Task instructions →
The records below must be written out exactly, with every picture left behind.

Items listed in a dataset
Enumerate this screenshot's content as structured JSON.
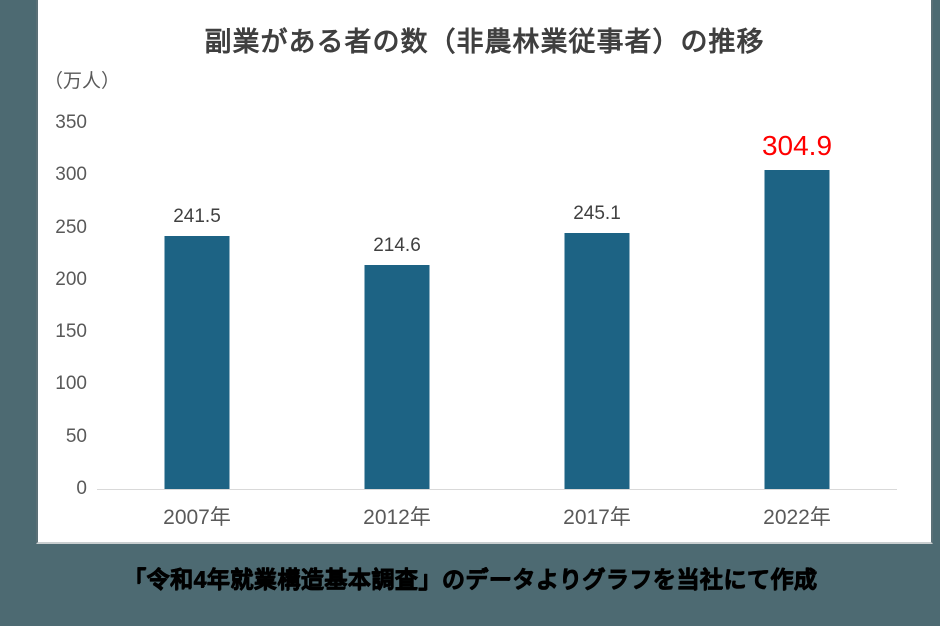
{
  "page": {
    "background_color": "#4d6a72"
  },
  "chart_data": {
    "type": "bar",
    "title": "副業がある者の数（非農林業従事者）の推移",
    "ylabel": "（万人）",
    "xlabel": "",
    "categories": [
      "2007年",
      "2012年",
      "2017年",
      "2022年"
    ],
    "values": [
      241.5,
      214.6,
      245.1,
      304.9
    ],
    "data_labels": [
      "241.5",
      "214.6",
      "245.1",
      "304.9"
    ],
    "highlight_index": 3,
    "ylim": [
      0,
      350
    ],
    "yticks": [
      0,
      50,
      100,
      150,
      200,
      250,
      300,
      350
    ],
    "grid": false,
    "legend": "none",
    "bar_color": "#1d6384",
    "label_color": "#404040",
    "highlight_label_color": "#ff0000",
    "axis_text_color": "#595959"
  },
  "caption": {
    "text": "「令和4年就業構造基本調査」のデータよりグラフを当社にて作成"
  }
}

Complete output →
Enumerate this screenshot's content as structured JSON.
{
  "page": {
    "background_color": "#4d6a72"
  },
  "chart_data": {
    "type": "bar",
    "title": "副業がある者の数（非農林業従事者）の推移",
    "ylabel": "（万人）",
    "xlabel": "",
    "categories": [
      "2007年",
      "2012年",
      "2017年",
      "2022年"
    ],
    "values": [
      241.5,
      214.6,
      245.1,
      304.9
    ],
    "data_labels": [
      "241.5",
      "214.6",
      "245.1",
      "304.9"
    ],
    "highlight_index": 3,
    "ylim": [
      0,
      350
    ],
    "yticks": [
      0,
      50,
      100,
      150,
      200,
      250,
      300,
      350
    ],
    "grid": false,
    "legend": "none",
    "bar_color": "#1d6384",
    "label_color": "#404040",
    "highlight_label_color": "#ff0000",
    "axis_text_color": "#595959"
  },
  "caption": {
    "text": "「令和4年就業構造基本調査」のデータよりグラフを当社にて作成"
  }
}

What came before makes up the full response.